> **BRIEF**
Are you able to quote each entry exactly as written?

::::

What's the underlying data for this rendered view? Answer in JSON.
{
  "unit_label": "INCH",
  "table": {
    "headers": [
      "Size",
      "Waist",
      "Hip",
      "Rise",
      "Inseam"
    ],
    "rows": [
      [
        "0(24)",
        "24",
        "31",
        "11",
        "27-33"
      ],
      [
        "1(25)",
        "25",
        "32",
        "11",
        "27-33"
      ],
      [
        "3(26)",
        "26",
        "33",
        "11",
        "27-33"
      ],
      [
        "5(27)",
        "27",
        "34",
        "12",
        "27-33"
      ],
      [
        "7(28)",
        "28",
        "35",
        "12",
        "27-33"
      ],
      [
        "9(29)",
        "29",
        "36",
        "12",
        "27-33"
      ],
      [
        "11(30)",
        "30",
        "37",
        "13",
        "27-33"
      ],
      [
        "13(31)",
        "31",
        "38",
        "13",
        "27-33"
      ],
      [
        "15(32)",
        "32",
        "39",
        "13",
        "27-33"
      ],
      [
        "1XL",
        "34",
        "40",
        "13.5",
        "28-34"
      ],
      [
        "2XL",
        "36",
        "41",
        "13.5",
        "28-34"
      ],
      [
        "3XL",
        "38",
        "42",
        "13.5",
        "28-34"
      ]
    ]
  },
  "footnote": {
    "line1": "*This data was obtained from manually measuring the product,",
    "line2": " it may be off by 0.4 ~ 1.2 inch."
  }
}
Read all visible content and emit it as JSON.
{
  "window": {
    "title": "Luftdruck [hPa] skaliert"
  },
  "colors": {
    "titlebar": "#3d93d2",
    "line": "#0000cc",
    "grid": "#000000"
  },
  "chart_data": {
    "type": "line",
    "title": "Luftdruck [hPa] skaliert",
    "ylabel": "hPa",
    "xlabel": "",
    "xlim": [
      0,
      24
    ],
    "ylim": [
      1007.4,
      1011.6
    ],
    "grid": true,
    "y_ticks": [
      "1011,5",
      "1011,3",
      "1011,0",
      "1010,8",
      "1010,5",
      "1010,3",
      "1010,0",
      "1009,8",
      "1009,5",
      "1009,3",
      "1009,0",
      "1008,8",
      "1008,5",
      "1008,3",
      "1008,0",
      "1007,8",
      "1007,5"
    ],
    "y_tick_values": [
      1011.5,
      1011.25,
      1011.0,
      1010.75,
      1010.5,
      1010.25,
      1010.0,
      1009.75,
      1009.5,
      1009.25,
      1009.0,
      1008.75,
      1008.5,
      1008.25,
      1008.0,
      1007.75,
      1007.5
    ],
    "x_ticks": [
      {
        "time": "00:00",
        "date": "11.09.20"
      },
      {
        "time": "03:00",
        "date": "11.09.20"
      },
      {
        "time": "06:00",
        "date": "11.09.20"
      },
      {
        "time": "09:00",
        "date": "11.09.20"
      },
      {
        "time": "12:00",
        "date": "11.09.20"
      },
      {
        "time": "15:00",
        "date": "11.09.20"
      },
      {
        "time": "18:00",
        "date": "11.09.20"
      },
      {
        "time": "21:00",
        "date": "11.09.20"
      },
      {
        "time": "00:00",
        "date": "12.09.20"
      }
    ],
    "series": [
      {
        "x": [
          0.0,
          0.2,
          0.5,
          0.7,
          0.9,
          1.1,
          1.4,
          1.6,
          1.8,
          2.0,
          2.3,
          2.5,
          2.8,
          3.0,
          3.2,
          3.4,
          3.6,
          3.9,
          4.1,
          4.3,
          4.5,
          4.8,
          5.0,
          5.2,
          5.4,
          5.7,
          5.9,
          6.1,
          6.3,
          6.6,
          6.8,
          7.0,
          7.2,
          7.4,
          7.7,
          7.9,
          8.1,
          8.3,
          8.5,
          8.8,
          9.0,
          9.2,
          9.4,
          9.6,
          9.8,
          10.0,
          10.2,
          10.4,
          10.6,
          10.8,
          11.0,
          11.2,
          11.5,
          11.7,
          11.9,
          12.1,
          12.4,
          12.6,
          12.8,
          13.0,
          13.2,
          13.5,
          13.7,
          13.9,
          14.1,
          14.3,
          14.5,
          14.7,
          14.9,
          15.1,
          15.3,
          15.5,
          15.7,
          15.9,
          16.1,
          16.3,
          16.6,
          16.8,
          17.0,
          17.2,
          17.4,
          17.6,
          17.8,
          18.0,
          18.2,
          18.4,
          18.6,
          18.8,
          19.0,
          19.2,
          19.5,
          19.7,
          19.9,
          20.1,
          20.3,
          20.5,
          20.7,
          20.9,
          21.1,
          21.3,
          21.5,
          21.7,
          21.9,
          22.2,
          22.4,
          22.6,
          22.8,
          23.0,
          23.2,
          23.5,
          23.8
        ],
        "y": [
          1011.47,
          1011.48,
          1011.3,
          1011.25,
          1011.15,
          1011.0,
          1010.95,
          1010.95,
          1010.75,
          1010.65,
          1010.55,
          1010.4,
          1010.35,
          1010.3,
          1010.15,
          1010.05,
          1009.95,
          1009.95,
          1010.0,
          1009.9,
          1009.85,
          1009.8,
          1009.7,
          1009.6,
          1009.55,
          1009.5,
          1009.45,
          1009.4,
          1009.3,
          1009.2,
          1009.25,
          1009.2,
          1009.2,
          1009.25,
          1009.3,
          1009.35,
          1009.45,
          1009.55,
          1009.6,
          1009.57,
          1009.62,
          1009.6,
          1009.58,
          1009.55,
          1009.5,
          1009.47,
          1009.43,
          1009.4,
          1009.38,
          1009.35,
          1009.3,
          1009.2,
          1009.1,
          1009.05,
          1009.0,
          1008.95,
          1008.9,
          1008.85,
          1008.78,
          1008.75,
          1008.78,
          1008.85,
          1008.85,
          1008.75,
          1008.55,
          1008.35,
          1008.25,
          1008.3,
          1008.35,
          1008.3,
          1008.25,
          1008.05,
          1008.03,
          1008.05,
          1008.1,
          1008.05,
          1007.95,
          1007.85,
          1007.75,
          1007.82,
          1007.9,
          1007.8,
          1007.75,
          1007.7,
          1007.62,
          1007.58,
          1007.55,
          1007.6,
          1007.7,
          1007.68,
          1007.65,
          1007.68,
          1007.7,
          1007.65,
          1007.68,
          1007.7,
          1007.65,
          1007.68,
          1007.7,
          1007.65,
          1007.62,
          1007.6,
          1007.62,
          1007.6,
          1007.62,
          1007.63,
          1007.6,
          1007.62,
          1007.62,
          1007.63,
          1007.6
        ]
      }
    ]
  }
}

::::

> **ANSWER TO THE TASK**
What's the underlying data for this rendered view? Answer in JSON.
{
  "unit_label": "INCH",
  "table": {
    "headers": [
      "Size",
      "Waist",
      "Hip",
      "Rise",
      "Inseam"
    ],
    "rows": [
      [
        "0(24)",
        "24",
        "31",
        "11",
        "27-33"
      ],
      [
        "1(25)",
        "25",
        "32",
        "11",
        "27-33"
      ],
      [
        "3(26)",
        "26",
        "33",
        "11",
        "27-33"
      ],
      [
        "5(27)",
        "27",
        "34",
        "12",
        "27-33"
      ],
      [
        "7(28)",
        "28",
        "35",
        "12",
        "27-33"
      ],
      [
        "9(29)",
        "29",
        "36",
        "12",
        "27-33"
      ],
      [
        "11(30)",
        "30",
        "37",
        "13",
        "27-33"
      ],
      [
        "13(31)",
        "31",
        "38",
        "13",
        "27-33"
      ],
      [
        "15(32)",
        "32",
        "39",
        "13",
        "27-33"
      ],
      [
        "1XL",
        "34",
        "40",
        "13.5",
        "28-34"
      ],
      [
        "2XL",
        "36",
        "41",
        "13.5",
        "28-34"
      ],
      [
        "3XL",
        "38",
        "42",
        "13.5",
        "28-34"
      ]
    ]
  },
  "footnote": {
    "line1": "*This data was obtained from manually measuring the product,",
    "line2": " it may be off by 0.4 ~ 1.2 inch."
  }
}
Read all visible content and emit it as JSON.
{
  "window": {
    "title": "Luftdruck [hPa] skaliert"
  },
  "colors": {
    "titlebar": "#3d93d2",
    "line": "#0000cc",
    "grid": "#000000"
  },
  "chart_data": {
    "type": "line",
    "title": "Luftdruck [hPa] skaliert",
    "ylabel": "hPa",
    "xlabel": "",
    "xlim": [
      0,
      24
    ],
    "ylim": [
      1007.4,
      1011.6
    ],
    "grid": true,
    "y_ticks": [
      "1011,5",
      "1011,3",
      "1011,0",
      "1010,8",
      "1010,5",
      "1010,3",
      "1010,0",
      "1009,8",
      "1009,5",
      "1009,3",
      "1009,0",
      "1008,8",
      "1008,5",
      "1008,3",
      "1008,0",
      "1007,8",
      "1007,5"
    ],
    "y_tick_values": [
      1011.5,
      1011.25,
      1011.0,
      1010.75,
      1010.5,
      1010.25,
      1010.0,
      1009.75,
      1009.5,
      1009.25,
      1009.0,
      1008.75,
      1008.5,
      1008.25,
      1008.0,
      1007.75,
      1007.5
    ],
    "x_ticks": [
      {
        "time": "00:00",
        "date": "11.09.20"
      },
      {
        "time": "03:00",
        "date": "11.09.20"
      },
      {
        "time": "06:00",
        "date": "11.09.20"
      },
      {
        "time": "09:00",
        "date": "11.09.20"
      },
      {
        "time": "12:00",
        "date": "11.09.20"
      },
      {
        "time": "15:00",
        "date": "11.09.20"
      },
      {
        "time": "18:00",
        "date": "11.09.20"
      },
      {
        "time": "21:00",
        "date": "11.09.20"
      },
      {
        "time": "00:00",
        "date": "12.09.20"
      }
    ],
    "series": [
      {
        "x": [
          0.0,
          0.2,
          0.5,
          0.7,
          0.9,
          1.1,
          1.4,
          1.6,
          1.8,
          2.0,
          2.3,
          2.5,
          2.8,
          3.0,
          3.2,
          3.4,
          3.6,
          3.9,
          4.1,
          4.3,
          4.5,
          4.8,
          5.0,
          5.2,
          5.4,
          5.7,
          5.9,
          6.1,
          6.3,
          6.6,
          6.8,
          7.0,
          7.2,
          7.4,
          7.7,
          7.9,
          8.1,
          8.3,
          8.5,
          8.8,
          9.0,
          9.2,
          9.4,
          9.6,
          9.8,
          10.0,
          10.2,
          10.4,
          10.6,
          10.8,
          11.0,
          11.2,
          11.5,
          11.7,
          11.9,
          12.1,
          12.4,
          12.6,
          12.8,
          13.0,
          13.2,
          13.5,
          13.7,
          13.9,
          14.1,
          14.3,
          14.5,
          14.7,
          14.9,
          15.1,
          15.3,
          15.5,
          15.7,
          15.9,
          16.1,
          16.3,
          16.6,
          16.8,
          17.0,
          17.2,
          17.4,
          17.6,
          17.8,
          18.0,
          18.2,
          18.4,
          18.6,
          18.8,
          19.0,
          19.2,
          19.5,
          19.7,
          19.9,
          20.1,
          20.3,
          20.5,
          20.7,
          20.9,
          21.1,
          21.3,
          21.5,
          21.7,
          21.9,
          22.2,
          22.4,
          22.6,
          22.8,
          23.0,
          23.2,
          23.5,
          23.8
        ],
        "y": [
          1011.47,
          1011.48,
          1011.3,
          1011.25,
          1011.15,
          1011.0,
          1010.95,
          1010.95,
          1010.75,
          1010.65,
          1010.55,
          1010.4,
          1010.35,
          1010.3,
          1010.15,
          1010.05,
          1009.95,
          1009.95,
          1010.0,
          1009.9,
          1009.85,
          1009.8,
          1009.7,
          1009.6,
          1009.55,
          1009.5,
          1009.45,
          1009.4,
          1009.3,
          1009.2,
          1009.25,
          1009.2,
          1009.2,
          1009.25,
          1009.3,
          1009.35,
          1009.45,
          1009.55,
          1009.6,
          1009.57,
          1009.62,
          1009.6,
          1009.58,
          1009.55,
          1009.5,
          1009.47,
          1009.43,
          1009.4,
          1009.38,
          1009.35,
          1009.3,
          1009.2,
          1009.1,
          1009.05,
          1009.0,
          1008.95,
          1008.9,
          1008.85,
          1008.78,
          1008.75,
          1008.78,
          1008.85,
          1008.85,
          1008.75,
          1008.55,
          1008.35,
          1008.25,
          1008.3,
          1008.35,
          1008.3,
          1008.25,
          1008.05,
          1008.03,
          1008.05,
          1008.1,
          1008.05,
          1007.95,
          1007.85,
          1007.75,
          1007.82,
          1007.9,
          1007.8,
          1007.75,
          1007.7,
          1007.62,
          1007.58,
          1007.55,
          1007.6,
          1007.7,
          1007.68,
          1007.65,
          1007.68,
          1007.7,
          1007.65,
          1007.68,
          1007.7,
          1007.65,
          1007.68,
          1007.7,
          1007.65,
          1007.62,
          1007.6,
          1007.62,
          1007.6,
          1007.62,
          1007.63,
          1007.6,
          1007.62,
          1007.62,
          1007.63,
          1007.6
        ]
      }
    ]
  }
}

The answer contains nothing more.